YOUR TASK
Pull every line with the word "name" out of the entries below.

Figure collection entries
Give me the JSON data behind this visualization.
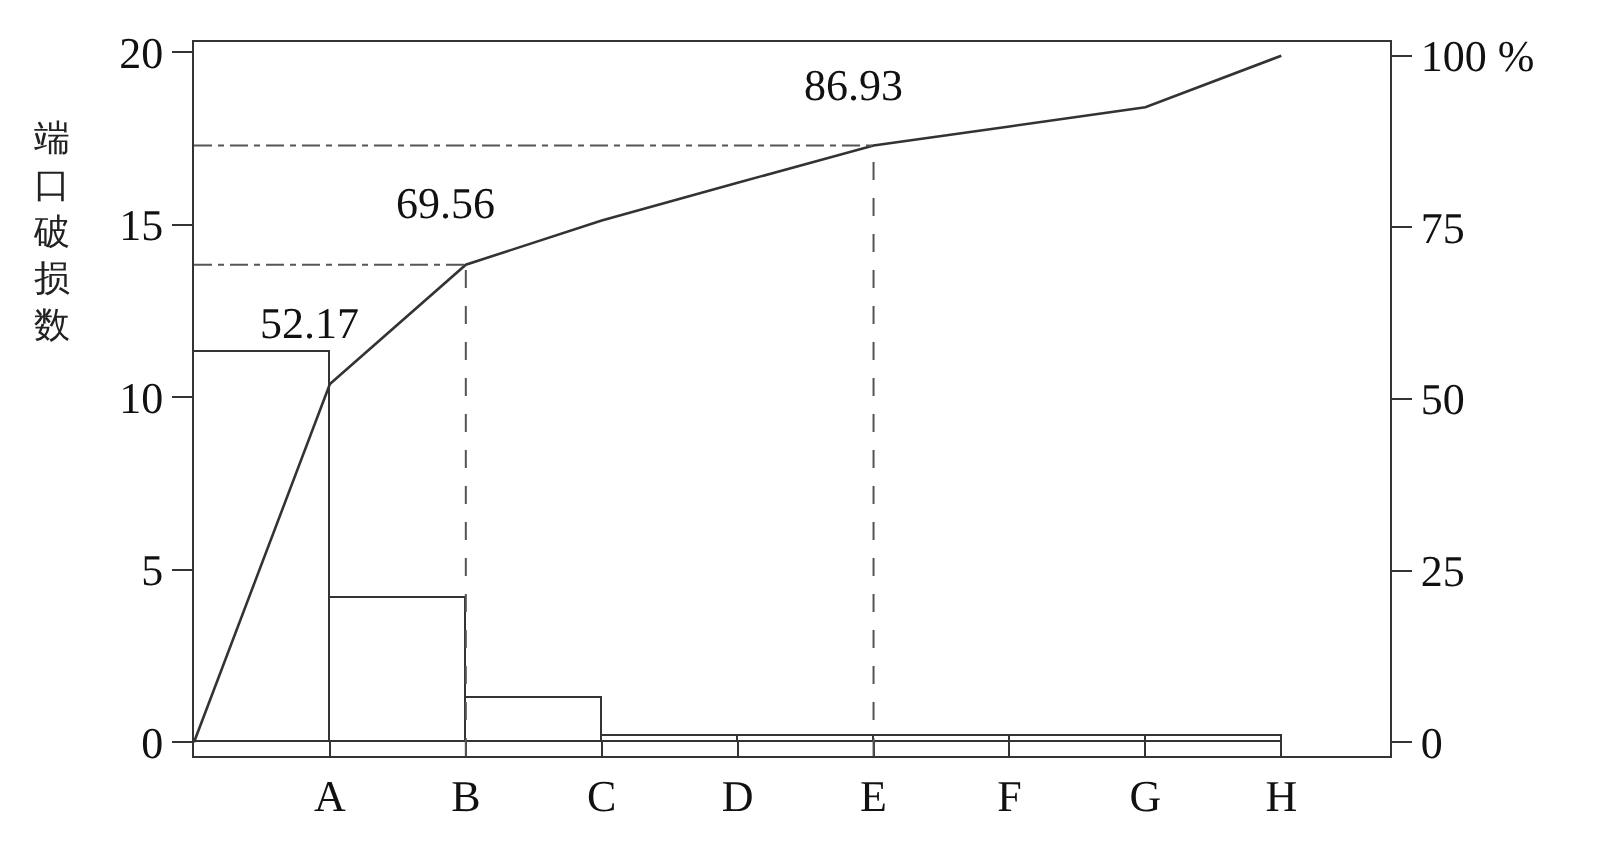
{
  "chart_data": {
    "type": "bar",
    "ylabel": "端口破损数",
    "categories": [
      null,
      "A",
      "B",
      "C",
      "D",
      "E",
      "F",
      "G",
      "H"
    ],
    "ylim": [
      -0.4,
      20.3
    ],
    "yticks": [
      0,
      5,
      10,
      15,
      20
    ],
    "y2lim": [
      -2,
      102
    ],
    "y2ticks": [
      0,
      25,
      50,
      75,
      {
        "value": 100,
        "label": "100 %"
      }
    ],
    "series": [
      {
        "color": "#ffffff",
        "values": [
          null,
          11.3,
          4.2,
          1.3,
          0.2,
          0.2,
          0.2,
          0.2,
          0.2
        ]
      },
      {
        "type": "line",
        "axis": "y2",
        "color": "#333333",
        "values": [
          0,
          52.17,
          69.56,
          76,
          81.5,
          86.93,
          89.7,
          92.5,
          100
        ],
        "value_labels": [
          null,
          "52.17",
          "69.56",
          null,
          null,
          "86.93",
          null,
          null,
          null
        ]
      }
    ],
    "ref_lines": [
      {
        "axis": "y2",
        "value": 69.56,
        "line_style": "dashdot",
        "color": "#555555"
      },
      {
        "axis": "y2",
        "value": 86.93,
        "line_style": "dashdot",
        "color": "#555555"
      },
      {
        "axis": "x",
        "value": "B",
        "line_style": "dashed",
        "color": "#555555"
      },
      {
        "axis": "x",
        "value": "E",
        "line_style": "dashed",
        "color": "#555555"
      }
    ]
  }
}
* * *
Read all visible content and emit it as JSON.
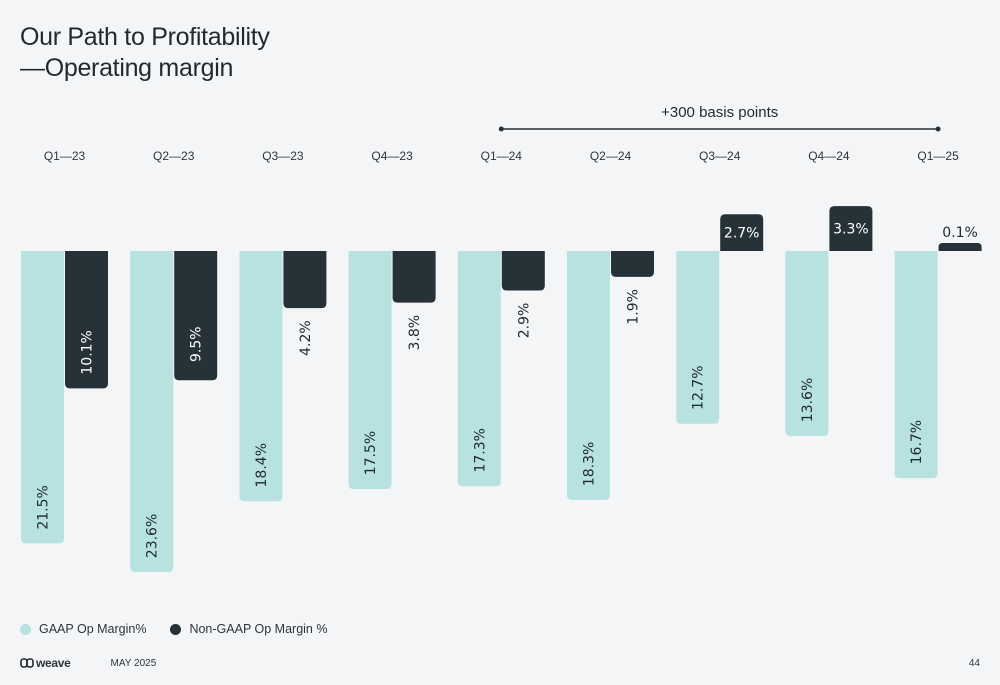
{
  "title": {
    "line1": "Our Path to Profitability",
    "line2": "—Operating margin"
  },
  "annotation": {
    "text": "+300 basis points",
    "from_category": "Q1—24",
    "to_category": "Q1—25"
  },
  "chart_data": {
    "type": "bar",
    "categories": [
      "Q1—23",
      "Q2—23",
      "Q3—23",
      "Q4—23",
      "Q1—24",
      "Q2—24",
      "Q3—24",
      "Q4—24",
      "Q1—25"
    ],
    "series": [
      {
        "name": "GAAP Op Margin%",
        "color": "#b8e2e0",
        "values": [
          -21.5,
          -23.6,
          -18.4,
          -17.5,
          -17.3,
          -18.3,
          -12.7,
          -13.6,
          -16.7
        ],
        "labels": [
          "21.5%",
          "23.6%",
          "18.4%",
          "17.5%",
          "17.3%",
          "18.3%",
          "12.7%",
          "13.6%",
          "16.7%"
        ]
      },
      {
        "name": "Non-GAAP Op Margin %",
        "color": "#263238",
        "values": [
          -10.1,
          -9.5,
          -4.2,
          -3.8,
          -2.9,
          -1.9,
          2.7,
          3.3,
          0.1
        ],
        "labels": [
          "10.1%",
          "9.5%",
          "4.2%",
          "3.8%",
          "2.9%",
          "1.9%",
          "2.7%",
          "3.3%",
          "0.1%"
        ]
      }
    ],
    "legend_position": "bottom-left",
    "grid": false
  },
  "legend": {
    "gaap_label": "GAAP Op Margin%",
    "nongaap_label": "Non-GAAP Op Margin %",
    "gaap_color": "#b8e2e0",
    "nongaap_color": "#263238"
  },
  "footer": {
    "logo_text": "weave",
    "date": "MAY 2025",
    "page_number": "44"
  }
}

REPLY
        "name": "GAAP Op Margin%",
        "name": "Non-GAAP Op Margin %",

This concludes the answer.